── Records for this task

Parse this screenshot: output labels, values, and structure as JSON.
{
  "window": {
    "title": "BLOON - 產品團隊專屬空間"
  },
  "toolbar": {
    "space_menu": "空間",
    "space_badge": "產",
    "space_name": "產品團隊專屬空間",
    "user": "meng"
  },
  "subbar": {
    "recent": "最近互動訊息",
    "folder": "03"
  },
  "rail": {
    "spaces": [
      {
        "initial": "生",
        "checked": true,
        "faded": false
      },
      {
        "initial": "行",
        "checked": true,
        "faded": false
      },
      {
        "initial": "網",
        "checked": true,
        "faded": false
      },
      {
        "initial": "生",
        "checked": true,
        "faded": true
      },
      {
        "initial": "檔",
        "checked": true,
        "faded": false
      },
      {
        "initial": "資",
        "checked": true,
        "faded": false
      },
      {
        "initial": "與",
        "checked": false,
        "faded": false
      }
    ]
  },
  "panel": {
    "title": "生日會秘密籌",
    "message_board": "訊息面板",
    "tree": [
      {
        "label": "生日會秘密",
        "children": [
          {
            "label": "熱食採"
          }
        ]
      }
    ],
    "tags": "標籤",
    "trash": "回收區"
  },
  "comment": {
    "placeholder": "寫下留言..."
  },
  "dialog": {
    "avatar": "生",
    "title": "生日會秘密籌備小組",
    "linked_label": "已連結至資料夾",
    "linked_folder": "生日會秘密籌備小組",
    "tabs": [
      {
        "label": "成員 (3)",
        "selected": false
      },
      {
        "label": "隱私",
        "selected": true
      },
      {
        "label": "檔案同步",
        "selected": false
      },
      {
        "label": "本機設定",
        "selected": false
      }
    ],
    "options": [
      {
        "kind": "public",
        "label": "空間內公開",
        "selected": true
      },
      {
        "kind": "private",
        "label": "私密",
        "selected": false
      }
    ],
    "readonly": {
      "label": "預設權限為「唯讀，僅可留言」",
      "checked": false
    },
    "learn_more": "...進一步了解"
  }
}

────

Reproduce the listing above verbatim, from first line to last.

Full solution -
Parse this screenshot: output labels, values, and structure as JSON.
{
  "window": {
    "title": "BLOON - 產品團隊專屬空間"
  },
  "toolbar": {
    "space_menu": "空間",
    "space_badge": "產",
    "space_name": "產品團隊專屬空間",
    "user": "meng"
  },
  "subbar": {
    "recent": "最近互動訊息",
    "folder": "03"
  },
  "rail": {
    "spaces": [
      {
        "initial": "生",
        "checked": true,
        "faded": false
      },
      {
        "initial": "行",
        "checked": true,
        "faded": false
      },
      {
        "initial": "網",
        "checked": true,
        "faded": false
      },
      {
        "initial": "生",
        "checked": true,
        "faded": true
      },
      {
        "initial": "檔",
        "checked": true,
        "faded": false
      },
      {
        "initial": "資",
        "checked": true,
        "faded": false
      },
      {
        "initial": "與",
        "checked": false,
        "faded": false
      }
    ]
  },
  "panel": {
    "title": "生日會秘密籌",
    "message_board": "訊息面板",
    "tree": [
      {
        "label": "生日會秘密",
        "children": [
          {
            "label": "熱食採"
          }
        ]
      }
    ],
    "tags": "標籤",
    "trash": "回收區"
  },
  "comment": {
    "placeholder": "寫下留言..."
  },
  "dialog": {
    "avatar": "生",
    "title": "生日會秘密籌備小組",
    "linked_label": "已連結至資料夾",
    "linked_folder": "生日會秘密籌備小組",
    "tabs": [
      {
        "label": "成員 (3)",
        "selected": false
      },
      {
        "label": "隱私",
        "selected": true
      },
      {
        "label": "檔案同步",
        "selected": false
      },
      {
        "label": "本機設定",
        "selected": false
      }
    ],
    "options": [
      {
        "kind": "public",
        "label": "空間內公開",
        "selected": true
      },
      {
        "kind": "private",
        "label": "私密",
        "selected": false
      }
    ],
    "readonly": {
      "label": "預設權限為「唯讀，僅可留言」",
      "checked": false
    },
    "learn_more": "...進一步了解"
  }
}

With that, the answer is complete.